Page extract:
# # #

Prohibiting Pay Secrecy (7 December 2022)
- Employees can disclose to another person/ask another person their pay and any terms and conditions that determine their remuneration.
- New contracts cannot contain pay secrecy clauses.
- Employers have a 6-month grace period to update employment contracts. Otherwise from 7 June 2023 employers may be liable for 60 penalty units, or 600 penalty units for a serious contravention.
Anti-discrimination and special measures (7 December 2022)
- Gender identity, intersex status and breastfeeding are now protected attributes.
Termination of enterprise agreements after nominal expiry date (7 December 2022)
- The Commission now must terminate an enterprise agreement under certain circumstances, including if the continued operation would be unfair to employees.
Sunsetting of ‘zombie’ agreements etc. (7 December 2022)
- Collective agreements made before the Fair Work Act 2009 commenced (including those made before the better off overall test commenced) will sunset on 6 December 2023.
Initiating bargaining (7 December 2022)
- New rights for employee bargaining representatives to be able to start bargaining.
Dealing with errors in enterprise agreements (7 December 2022)
- The Commission can now correct or amend an obvious error, defect or irregularity (whether in substance or form).
Prohibition on job advertisements that would breach the Fair Work Act (7 December 2022)
Paid family and domestic violence leave (1 February 2023)
- Employees (including casuals) of big businesses (i.e. more than 15 employees) are now entitled to 10 days of paid family and domestic violence leave every 12 months.
- However, this leave will only be available from 1 August 2023 for employees of small business employers (less than 15 employees). Employees of non-small business employers can access this leave from 1 February 2023.
Prohibiting sexual harassment in connection with work (6 March 2023)
- New protections apply for workers and various penalties may apply. The protections apply for workers, persons seeking to become workers, and persons conducting or undertaking a business to be protected from sexual harassment in connection with work.
- Vicarious liability provisions will apply. The employer will also be taken to have done the act unless the employer proves they took all reasonable steps to prevent the employee from doing acts that contravene this section.
- Employers who cannot prove that they took all reasonable steps could be liable for 60 penalty units.
New Enterprise Agreement approval requirements (6 June or an earlier date to be fixed by proclamation)
- Prescriptive and complex pre-approval requirements are streamlined, including a new, single requirement that the Commission must be satisfied that an agreement has been genuinely agreed to by employees.
- The application of the BOOT is clarified to make clear that a global assessment is required and not a line-by-line comparison with the relevant modern award.
- New variation provisions will make it easier to vary multi-enterprise agreements to remove employers and their employees.
Changes to Bargaining (6 June or an earlier date to be fixed by proclamation)
- The Commission will be able to issue intractable bargaining declarations on application by a single bargaining representative.

# # #

[Spatial annotation entries]

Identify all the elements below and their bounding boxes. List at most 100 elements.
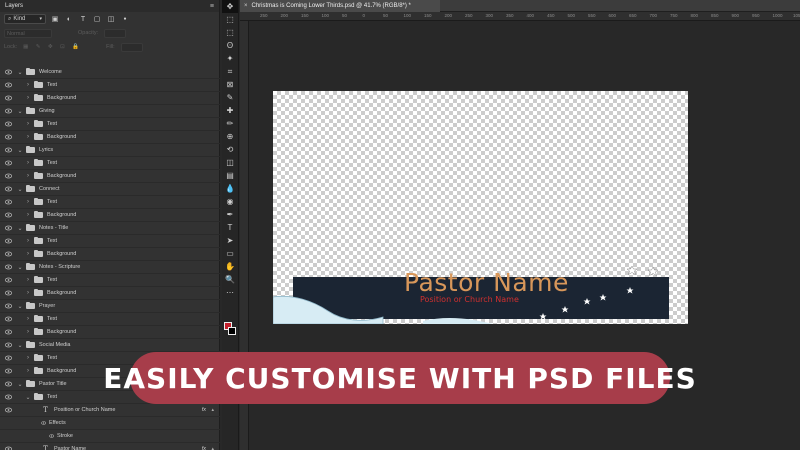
chevron-right-icon[interactable]: › [25,121,31,127]
visibility-eye-icon[interactable] [5,225,12,231]
visibility-eye-icon[interactable] [5,290,12,296]
layer-row[interactable]: › Background [0,170,220,183]
chevron-down-icon[interactable]: ⌄ [17,381,23,388]
dodge-tool-icon[interactable]: ◉ [222,195,238,208]
layer-row[interactable]: ⌄ Welcome [0,66,220,79]
visibility-eye-icon[interactable] [5,394,12,400]
visibility-eye-icon[interactable] [5,407,12,413]
chevron-right-icon[interactable]: › [25,290,31,296]
healing-tool-icon[interactable]: ✚ [222,104,238,117]
chevron-right-icon[interactable]: › [25,355,31,361]
layer-row[interactable]: › Background [0,326,220,339]
chevron-right-icon[interactable]: › [25,368,31,374]
layer-row[interactable]: ⌄ Notes - Scripture [0,261,220,274]
visibility-eye-icon[interactable] [5,238,12,244]
pastor-name-text[interactable]: Pastor Name [404,268,569,297]
visibility-eye-icon[interactable] [5,160,12,166]
visibility-eye-icon[interactable] [5,121,12,127]
pixel-filter-icon[interactable]: ▣ [50,14,60,24]
visibility-eye-icon[interactable] [5,381,12,387]
visibility-eye-icon[interactable] [5,69,12,75]
layer-row[interactable]: ⌄ Connect [0,183,220,196]
magic-wand-tool-icon[interactable]: ✦ [222,52,238,65]
layer-row[interactable]: ⌄ Giving [0,105,220,118]
chevron-down-icon[interactable]: ⌄ [17,264,23,271]
visibility-eye-icon[interactable] [5,212,12,218]
chevron-right-icon[interactable]: › [25,199,31,205]
more-tools-icon[interactable]: ⋯ [222,286,238,299]
chevron-down-icon[interactable]: ⌄ [17,186,23,193]
close-tab-icon[interactable]: × [244,3,248,9]
effect-visibility-eye-icon[interactable] [41,421,46,425]
layer-row[interactable]: ⌄ Social Media [0,339,220,352]
visibility-eye-icon[interactable] [5,355,12,361]
document-tab[interactable]: × Christmas is Coming Lower Thirds.psd @… [240,0,440,12]
layer-row[interactable]: › Background [0,248,220,261]
shape-filter-icon[interactable]: ▢ [92,14,102,24]
visibility-eye-icon[interactable] [5,82,12,88]
layer-row[interactable]: T Position or Church Name fx ▴ [0,404,220,417]
visibility-eye-icon[interactable] [5,186,12,192]
lasso-tool-icon[interactable]: ʘ [222,39,238,52]
layer-row[interactable]: › Text [0,79,220,92]
chevron-down-icon[interactable]: ⌄ [17,147,23,154]
chevron-down-icon[interactable]: ⌄ [25,394,31,401]
type-filter-icon[interactable]: T [78,14,88,24]
layer-row[interactable]: Effects [0,417,220,430]
layer-row[interactable]: Stroke [0,430,220,443]
chevron-right-icon[interactable]: › [25,82,31,88]
adjustment-filter-icon[interactable]: ◐ [64,14,74,24]
visibility-eye-icon[interactable] [5,264,12,270]
layer-row[interactable]: T Pastor Name fx ▴ [0,443,220,450]
layer-row[interactable]: › Text [0,313,220,326]
blur-tool-icon[interactable]: 💧 [222,182,238,195]
chevron-right-icon[interactable]: › [25,238,31,244]
layer-effects-fx-icon[interactable]: fx [202,407,206,413]
layer-effects-fx-icon[interactable]: fx [202,446,206,450]
lock-icons[interactable]: ▦ ✎ ✥ ⊡ 🔒 [23,44,82,50]
effects-expand-icon[interactable]: ▴ [211,446,214,450]
history-brush-tool-icon[interactable]: ⟲ [222,143,238,156]
chevron-right-icon[interactable]: › [25,173,31,179]
brush-tool-icon[interactable]: ✏ [222,117,238,130]
background-color-swatch[interactable] [228,327,236,335]
chevron-down-icon[interactable]: ⌄ [17,342,23,349]
kind-filter-select[interactable]: ⌕ Kind ▾ [4,14,46,24]
pen-tool-icon[interactable]: ✒ [222,208,238,221]
gradient-tool-icon[interactable]: ▤ [222,169,238,182]
layers-panel-title[interactable]: Layers [5,3,23,9]
smart-object-filter-icon[interactable]: ◫ [106,14,116,24]
chevron-down-icon[interactable]: ⌄ [17,69,23,76]
panel-menu-icon[interactable]: ≡ [210,3,214,10]
eraser-tool-icon[interactable]: ◫ [222,156,238,169]
visibility-eye-icon[interactable] [5,108,12,114]
visibility-eye-icon[interactable] [5,173,12,179]
effects-expand-icon[interactable]: ▴ [211,407,214,413]
visibility-eye-icon[interactable] [5,303,12,309]
layer-row[interactable]: › Background [0,287,220,300]
layer-row[interactable]: ⌄ Lyrics [0,144,220,157]
layer-row[interactable]: › Background [0,209,220,222]
eyedropper-tool-icon[interactable]: ✎ [222,91,238,104]
layer-row[interactable]: ⌄ Notes - Title [0,222,220,235]
layer-row[interactable]: › Background [0,131,220,144]
layer-row[interactable]: › Text [0,118,220,131]
visibility-eye-icon[interactable] [5,251,12,257]
rectangle-tool-icon[interactable]: ▭ [222,247,238,260]
layer-row[interactable]: ⌄ Prayer [0,300,220,313]
clone-stamp-tool-icon[interactable]: ⊕ [222,130,238,143]
move-tool-icon[interactable]: ✥ [222,0,238,13]
chevron-down-icon[interactable]: ⌄ [17,225,23,232]
zoom-tool-icon[interactable]: 🔍 [222,273,238,286]
chevron-down-icon[interactable]: ⌄ [17,108,23,115]
position-church-name-text[interactable]: Position or Church Name [420,295,519,304]
layer-row[interactable]: › Text [0,235,220,248]
visibility-eye-icon[interactable] [5,329,12,335]
crop-tool-icon[interactable]: ⌗ [222,65,238,78]
visibility-eye-icon[interactable] [5,342,12,348]
chevron-right-icon[interactable]: › [25,160,31,166]
chevron-right-icon[interactable]: › [25,251,31,257]
visibility-eye-icon[interactable] [5,277,12,283]
hand-tool-icon[interactable]: ✋ [222,260,238,273]
visibility-eye-icon[interactable] [5,134,12,140]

# # #

Tasks to perform:
**A)** According to the summary of workplace law changes, from what date can employees of small business employers access paid family and domestic violence leave?
**B)** In the rows, rewrite the lines from the line with "chevron-right-icon[interactable]: › [25,121,31,127]" to the line with "visibility-eye-icon[interactable] [5,121,12,127]", replacing "Background" with "Backdrop" and leaving everything else unchanged. Return only those lines.

Worked solutions:
**A)** 1 August 2023

**B)**
chevron-right-icon[interactable]: › [25,121,31,127]
visibility-eye-icon[interactable] [5,225,12,231]
visibility-eye-icon[interactable] [5,290,12,296]
layer-row[interactable]: › Backdrop [0,170,220,183]
chevron-down-icon[interactable]: ⌄ [17,381,23,388]
dodge-tool-icon[interactable]: ◉ [222,195,238,208]
layer-row[interactable]: ⌄ Welcome [0,66,220,79]
visibility-eye-icon[interactable] [5,394,12,400]
visibility-eye-icon[interactable] [5,407,12,413]
chevron-right-icon[interactable]: › [25,290,31,296]
healing-tool-icon[interactable]: ✚ [222,104,238,117]
chevron-right-icon[interactable]: › [25,355,31,361]
layer-row[interactable]: › Backdrop [0,326,220,339]
chevron-right-icon[interactable]: › [25,368,31,374]
layer-row[interactable]: ⌄ Notes - Scripture [0,261,220,274]
visibility-eye-icon[interactable] [5,238,12,244]
pastor-name-text[interactable]: Pastor Name [404,268,569,297]
visibility-eye-icon[interactable] [5,160,12,166]
visibility-eye-icon[interactable] [5,121,12,127]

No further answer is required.